## Requirements:
Search the entries for the word "level" and pull out each line that has it.

### Input data ###

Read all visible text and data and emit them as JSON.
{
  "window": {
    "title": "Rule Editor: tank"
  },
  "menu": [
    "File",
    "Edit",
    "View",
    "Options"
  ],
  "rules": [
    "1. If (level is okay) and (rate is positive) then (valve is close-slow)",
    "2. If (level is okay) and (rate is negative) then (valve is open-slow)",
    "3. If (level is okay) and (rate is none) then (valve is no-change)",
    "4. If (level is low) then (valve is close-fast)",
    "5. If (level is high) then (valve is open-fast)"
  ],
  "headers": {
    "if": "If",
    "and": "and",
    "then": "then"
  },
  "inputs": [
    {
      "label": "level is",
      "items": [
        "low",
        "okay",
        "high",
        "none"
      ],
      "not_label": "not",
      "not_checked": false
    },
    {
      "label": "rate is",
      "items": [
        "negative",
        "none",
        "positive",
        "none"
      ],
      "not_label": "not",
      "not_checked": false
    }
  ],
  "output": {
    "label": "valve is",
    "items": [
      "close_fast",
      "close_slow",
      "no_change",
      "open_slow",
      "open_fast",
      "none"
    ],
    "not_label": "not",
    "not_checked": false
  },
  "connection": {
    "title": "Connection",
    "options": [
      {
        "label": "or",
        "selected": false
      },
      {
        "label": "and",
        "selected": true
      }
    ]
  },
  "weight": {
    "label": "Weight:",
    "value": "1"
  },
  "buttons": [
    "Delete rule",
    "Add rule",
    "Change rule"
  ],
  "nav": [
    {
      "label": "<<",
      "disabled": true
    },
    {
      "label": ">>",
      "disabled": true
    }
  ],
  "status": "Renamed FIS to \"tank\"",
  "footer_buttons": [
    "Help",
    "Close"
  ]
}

###

## Answer to the task:
    "1. If (level is okay) and (rate is positive) then (valve is close-slow)",
    "2. If (level is okay) and (rate is negative) then (valve is open-slow)",
    "3. If (level is okay) and (rate is none) then (valve is no-change)",
    "4. If (level is low) then (valve is close-fast)",
    "5. If (level is high) then (valve is open-fast)"
      "label": "level is",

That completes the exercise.